◆ Aim ◆
Copy each line of the records that contains the word "広屋又兵衛".

◆ Dataset excerpt ◆

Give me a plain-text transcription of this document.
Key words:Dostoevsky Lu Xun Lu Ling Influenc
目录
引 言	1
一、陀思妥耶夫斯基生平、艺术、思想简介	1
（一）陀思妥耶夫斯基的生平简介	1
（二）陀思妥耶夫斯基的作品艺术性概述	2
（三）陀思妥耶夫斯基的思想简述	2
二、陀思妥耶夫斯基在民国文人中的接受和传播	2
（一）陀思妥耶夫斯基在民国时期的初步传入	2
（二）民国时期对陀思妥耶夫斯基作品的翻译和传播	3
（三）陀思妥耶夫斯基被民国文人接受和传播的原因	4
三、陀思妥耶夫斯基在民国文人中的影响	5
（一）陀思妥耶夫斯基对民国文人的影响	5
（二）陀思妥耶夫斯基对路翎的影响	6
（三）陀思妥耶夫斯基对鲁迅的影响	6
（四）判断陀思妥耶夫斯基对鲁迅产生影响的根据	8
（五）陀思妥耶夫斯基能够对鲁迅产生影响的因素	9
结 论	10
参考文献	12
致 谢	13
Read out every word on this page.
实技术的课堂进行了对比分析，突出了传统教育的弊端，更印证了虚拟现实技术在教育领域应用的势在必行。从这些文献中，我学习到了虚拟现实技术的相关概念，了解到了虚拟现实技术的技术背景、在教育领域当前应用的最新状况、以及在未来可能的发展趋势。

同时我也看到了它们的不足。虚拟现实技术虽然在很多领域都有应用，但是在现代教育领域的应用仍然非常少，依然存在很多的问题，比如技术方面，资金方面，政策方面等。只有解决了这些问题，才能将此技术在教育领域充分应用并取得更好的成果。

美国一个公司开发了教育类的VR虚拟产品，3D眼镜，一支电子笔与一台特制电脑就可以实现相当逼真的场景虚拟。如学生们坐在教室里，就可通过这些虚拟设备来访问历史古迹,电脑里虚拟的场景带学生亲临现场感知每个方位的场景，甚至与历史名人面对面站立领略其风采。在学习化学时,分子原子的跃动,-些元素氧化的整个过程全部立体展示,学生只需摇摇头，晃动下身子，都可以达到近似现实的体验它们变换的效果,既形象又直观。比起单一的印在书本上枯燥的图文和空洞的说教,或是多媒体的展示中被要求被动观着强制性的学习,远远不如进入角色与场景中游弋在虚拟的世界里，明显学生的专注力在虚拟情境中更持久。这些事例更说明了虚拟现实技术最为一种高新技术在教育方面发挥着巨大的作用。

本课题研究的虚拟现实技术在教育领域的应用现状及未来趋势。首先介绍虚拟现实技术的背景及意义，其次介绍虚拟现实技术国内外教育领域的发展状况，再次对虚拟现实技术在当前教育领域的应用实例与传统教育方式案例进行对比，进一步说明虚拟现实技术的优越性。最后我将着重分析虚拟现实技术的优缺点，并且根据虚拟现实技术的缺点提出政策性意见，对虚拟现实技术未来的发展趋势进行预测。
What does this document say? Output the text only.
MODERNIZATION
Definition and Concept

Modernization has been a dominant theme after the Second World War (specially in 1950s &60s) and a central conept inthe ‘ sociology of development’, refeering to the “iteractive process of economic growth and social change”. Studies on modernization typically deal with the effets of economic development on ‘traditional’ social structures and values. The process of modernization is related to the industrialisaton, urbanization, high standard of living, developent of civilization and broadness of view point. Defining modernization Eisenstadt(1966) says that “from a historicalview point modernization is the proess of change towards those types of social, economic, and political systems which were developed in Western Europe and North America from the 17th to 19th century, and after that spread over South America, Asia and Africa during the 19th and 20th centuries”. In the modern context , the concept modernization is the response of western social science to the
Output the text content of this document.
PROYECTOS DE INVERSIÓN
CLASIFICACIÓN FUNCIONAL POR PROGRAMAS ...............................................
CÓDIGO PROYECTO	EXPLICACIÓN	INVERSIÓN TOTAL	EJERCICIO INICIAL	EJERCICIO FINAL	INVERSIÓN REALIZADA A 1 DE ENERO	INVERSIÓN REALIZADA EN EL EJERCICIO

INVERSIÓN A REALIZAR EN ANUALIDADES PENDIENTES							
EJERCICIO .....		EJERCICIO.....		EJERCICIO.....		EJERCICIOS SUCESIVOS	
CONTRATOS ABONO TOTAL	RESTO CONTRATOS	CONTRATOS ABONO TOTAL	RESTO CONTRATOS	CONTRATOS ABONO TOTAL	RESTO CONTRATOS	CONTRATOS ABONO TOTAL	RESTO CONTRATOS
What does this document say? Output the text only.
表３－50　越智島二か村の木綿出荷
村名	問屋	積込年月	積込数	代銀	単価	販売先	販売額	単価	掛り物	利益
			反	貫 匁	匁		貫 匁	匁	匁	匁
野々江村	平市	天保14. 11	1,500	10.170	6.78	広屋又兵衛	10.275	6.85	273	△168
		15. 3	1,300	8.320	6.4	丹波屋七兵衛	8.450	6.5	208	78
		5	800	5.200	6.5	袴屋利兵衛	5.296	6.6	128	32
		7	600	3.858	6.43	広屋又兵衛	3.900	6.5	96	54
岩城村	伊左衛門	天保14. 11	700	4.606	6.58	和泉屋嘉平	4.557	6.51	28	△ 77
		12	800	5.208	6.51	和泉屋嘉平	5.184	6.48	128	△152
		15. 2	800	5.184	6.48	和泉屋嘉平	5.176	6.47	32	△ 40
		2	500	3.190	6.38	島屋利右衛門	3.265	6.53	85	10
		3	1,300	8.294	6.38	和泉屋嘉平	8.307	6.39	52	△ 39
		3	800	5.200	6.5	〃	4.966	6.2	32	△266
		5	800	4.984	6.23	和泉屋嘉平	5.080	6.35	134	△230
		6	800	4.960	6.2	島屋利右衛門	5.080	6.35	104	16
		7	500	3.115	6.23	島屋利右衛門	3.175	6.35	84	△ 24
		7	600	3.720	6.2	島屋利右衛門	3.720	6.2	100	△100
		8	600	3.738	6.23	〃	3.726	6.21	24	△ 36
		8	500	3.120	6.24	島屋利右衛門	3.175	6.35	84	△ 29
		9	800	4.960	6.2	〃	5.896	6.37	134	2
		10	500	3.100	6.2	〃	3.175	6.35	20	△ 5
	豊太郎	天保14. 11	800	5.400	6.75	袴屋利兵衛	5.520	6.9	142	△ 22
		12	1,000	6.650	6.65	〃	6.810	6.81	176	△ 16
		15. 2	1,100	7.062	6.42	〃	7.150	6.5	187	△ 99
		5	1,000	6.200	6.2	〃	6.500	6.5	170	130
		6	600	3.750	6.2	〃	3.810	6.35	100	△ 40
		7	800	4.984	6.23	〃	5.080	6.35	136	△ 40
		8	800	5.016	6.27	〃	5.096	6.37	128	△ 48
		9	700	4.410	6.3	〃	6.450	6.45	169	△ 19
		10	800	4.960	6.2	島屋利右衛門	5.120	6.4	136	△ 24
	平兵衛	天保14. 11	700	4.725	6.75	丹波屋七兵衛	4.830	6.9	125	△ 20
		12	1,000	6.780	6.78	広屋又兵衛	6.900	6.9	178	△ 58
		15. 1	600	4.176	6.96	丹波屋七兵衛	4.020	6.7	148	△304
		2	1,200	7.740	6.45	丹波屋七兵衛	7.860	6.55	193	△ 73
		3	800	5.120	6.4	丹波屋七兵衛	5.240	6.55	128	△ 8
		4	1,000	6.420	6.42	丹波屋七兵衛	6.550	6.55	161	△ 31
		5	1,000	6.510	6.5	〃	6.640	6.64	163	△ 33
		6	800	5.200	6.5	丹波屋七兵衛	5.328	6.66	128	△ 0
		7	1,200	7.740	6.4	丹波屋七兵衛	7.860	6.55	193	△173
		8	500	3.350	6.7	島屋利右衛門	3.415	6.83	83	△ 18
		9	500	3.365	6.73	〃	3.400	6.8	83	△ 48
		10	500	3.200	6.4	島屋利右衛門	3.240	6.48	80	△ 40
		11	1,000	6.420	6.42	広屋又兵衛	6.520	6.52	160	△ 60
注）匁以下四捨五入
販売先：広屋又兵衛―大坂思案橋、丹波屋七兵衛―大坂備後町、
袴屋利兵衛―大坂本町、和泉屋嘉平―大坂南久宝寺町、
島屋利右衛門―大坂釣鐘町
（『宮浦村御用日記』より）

◆ Exercise result ◆
野々江村	平市	天保14. 11	1,500	10.170	6.78	広屋又兵衛	10.275	6.85	273	△168
		7	600	3.858	6.43	広屋又兵衛	3.900	6.5	96	54
		12	1,000	6.780	6.78	広屋又兵衛	6.900	6.9	178	△ 58
		11	1,000	6.420	6.42	広屋又兵衛	6.520	6.52	160	△ 60
販売先：広屋又兵衛―大坂思案橋、丹波屋七兵衛―大坂備後町、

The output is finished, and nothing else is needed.